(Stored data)
^^^^

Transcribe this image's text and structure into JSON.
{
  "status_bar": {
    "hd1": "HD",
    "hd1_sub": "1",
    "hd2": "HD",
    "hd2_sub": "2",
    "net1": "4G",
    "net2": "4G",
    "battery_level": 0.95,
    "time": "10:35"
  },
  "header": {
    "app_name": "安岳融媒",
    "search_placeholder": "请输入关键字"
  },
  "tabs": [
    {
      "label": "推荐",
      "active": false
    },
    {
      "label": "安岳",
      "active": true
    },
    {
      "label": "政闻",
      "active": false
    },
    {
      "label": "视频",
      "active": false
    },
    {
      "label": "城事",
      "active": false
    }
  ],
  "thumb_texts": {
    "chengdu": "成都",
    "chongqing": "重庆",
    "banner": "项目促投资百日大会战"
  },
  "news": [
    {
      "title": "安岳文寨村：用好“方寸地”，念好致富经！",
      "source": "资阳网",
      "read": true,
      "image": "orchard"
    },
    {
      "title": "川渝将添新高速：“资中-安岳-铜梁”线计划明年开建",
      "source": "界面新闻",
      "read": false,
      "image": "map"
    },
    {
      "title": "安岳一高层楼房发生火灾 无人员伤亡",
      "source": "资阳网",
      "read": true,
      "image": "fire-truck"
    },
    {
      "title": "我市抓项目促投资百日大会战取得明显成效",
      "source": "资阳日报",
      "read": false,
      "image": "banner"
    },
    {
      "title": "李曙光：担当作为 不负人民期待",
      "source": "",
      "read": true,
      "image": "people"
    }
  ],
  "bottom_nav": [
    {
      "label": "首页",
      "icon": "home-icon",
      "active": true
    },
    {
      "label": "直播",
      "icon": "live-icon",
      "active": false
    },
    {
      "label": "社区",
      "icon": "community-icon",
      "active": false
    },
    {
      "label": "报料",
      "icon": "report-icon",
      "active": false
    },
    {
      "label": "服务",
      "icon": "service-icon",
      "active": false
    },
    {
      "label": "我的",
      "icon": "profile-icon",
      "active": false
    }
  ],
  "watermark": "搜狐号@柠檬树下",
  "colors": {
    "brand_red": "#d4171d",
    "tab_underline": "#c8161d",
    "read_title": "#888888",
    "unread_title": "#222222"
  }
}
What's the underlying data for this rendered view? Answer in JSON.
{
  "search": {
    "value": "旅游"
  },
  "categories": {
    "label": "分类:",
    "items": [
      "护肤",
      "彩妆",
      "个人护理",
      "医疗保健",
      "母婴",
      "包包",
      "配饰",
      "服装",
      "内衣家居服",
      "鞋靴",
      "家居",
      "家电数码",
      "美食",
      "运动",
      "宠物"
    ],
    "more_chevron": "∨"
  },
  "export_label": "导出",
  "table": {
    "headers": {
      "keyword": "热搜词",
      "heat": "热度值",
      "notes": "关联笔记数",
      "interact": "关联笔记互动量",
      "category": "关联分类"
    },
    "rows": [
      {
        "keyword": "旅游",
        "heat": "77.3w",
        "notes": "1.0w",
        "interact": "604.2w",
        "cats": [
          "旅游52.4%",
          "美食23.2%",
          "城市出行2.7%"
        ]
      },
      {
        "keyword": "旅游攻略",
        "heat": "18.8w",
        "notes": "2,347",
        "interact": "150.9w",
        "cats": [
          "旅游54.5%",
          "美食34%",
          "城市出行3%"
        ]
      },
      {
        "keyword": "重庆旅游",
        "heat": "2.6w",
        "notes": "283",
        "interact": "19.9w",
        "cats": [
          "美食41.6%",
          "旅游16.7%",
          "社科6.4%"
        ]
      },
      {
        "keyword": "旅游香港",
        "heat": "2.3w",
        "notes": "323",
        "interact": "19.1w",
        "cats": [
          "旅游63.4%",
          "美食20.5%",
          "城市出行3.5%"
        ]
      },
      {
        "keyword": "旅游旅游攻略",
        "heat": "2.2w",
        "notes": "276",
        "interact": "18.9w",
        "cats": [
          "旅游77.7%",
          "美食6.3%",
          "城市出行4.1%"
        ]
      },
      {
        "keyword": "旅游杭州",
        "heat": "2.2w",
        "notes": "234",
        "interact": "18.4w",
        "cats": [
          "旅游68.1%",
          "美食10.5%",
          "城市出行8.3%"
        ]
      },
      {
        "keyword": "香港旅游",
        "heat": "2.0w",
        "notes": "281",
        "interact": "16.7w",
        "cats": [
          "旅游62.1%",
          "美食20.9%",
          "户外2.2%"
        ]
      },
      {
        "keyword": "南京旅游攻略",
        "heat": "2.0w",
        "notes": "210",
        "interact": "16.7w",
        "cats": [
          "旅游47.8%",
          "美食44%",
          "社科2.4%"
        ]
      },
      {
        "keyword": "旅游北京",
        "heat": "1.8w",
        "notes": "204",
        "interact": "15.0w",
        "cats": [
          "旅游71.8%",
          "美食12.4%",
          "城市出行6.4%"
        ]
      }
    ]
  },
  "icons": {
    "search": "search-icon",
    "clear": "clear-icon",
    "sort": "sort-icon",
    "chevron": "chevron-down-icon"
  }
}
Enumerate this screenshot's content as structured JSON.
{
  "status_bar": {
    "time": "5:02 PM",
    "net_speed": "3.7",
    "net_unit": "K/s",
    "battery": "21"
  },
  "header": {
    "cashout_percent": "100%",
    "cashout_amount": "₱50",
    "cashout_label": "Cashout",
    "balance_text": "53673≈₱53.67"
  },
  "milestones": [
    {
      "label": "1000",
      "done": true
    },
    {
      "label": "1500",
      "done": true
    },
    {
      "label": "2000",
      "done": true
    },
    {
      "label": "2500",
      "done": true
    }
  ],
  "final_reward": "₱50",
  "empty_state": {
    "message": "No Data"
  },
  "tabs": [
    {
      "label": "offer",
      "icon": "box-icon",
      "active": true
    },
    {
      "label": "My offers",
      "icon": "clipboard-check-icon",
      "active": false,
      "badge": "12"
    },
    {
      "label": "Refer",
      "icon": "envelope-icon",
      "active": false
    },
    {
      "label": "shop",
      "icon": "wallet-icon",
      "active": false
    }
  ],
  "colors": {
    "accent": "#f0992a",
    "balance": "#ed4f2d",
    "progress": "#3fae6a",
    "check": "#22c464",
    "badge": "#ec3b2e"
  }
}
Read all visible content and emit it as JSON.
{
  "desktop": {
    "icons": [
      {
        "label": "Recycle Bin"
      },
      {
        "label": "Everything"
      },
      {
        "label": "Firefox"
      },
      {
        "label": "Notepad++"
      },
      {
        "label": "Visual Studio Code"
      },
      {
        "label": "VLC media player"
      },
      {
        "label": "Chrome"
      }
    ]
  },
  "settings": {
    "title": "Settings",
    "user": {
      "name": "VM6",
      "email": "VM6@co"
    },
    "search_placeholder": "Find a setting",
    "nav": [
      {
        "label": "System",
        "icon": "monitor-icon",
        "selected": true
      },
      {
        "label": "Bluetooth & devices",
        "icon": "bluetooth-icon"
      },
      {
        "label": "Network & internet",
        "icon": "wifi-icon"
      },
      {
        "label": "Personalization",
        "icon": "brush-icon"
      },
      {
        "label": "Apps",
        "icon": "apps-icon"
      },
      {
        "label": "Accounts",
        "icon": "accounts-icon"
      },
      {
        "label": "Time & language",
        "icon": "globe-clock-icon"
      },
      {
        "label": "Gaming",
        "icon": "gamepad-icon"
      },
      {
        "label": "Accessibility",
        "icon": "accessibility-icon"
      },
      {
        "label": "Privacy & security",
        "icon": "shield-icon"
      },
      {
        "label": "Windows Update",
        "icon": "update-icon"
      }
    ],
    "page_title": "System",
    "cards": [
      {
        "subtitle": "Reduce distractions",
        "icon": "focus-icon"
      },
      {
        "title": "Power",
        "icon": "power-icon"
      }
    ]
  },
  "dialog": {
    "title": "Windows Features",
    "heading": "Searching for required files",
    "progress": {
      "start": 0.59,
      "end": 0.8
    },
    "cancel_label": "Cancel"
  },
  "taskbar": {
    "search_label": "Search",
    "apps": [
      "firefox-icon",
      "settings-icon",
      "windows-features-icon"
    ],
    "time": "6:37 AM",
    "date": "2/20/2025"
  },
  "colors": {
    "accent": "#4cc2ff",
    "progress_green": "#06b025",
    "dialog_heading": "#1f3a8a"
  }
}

^^^^

Task:
Copy every line of the data that holds the string "check".

In response:
      "icon": "clipboard-check-icon",
    "check": "#22c464",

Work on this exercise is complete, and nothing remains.